## Data supplied

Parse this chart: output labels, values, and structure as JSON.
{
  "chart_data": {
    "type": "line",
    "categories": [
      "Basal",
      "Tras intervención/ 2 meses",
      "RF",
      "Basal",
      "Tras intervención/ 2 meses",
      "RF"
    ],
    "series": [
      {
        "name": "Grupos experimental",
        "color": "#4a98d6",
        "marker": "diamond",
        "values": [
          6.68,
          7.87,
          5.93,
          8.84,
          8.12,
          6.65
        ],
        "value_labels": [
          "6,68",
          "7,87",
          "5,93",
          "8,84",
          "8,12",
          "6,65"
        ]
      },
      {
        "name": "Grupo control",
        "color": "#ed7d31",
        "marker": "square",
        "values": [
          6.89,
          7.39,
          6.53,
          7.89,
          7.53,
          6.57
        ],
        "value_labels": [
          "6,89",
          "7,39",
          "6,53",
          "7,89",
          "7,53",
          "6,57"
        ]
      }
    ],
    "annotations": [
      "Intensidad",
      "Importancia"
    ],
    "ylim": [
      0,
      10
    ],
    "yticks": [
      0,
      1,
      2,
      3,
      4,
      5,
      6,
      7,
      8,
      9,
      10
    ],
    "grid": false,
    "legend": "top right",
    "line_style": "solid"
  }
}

## Written exercise
Reproduce the material above, every line of it, exactly.

## Answer for the task
Parse this chart: output labels, values, and structure as JSON.
{
  "chart_data": {
    "type": "line",
    "categories": [
      "Basal",
      "Tras intervención/ 2 meses",
      "RF",
      "Basal",
      "Tras intervención/ 2 meses",
      "RF"
    ],
    "series": [
      {
        "name": "Grupos experimental",
        "color": "#4a98d6",
        "marker": "diamond",
        "values": [
          6.68,
          7.87,
          5.93,
          8.84,
          8.12,
          6.65
        ],
        "value_labels": [
          "6,68",
          "7,87",
          "5,93",
          "8,84",
          "8,12",
          "6,65"
        ]
      },
      {
        "name": "Grupo control",
        "color": "#ed7d31",
        "marker": "square",
        "values": [
          6.89,
          7.39,
          6.53,
          7.89,
          7.53,
          6.57
        ],
        "value_labels": [
          "6,89",
          "7,39",
          "6,53",
          "7,89",
          "7,53",
          "6,57"
        ]
      }
    ],
    "annotations": [
      "Intensidad",
      "Importancia"
    ],
    "ylim": [
      0,
      10
    ],
    "yticks": [
      0,
      1,
      2,
      3,
      4,
      5,
      6,
      7,
      8,
      9,
      10
    ],
    "grid": false,
    "legend": "top right",
    "line_style": "solid"
  }
}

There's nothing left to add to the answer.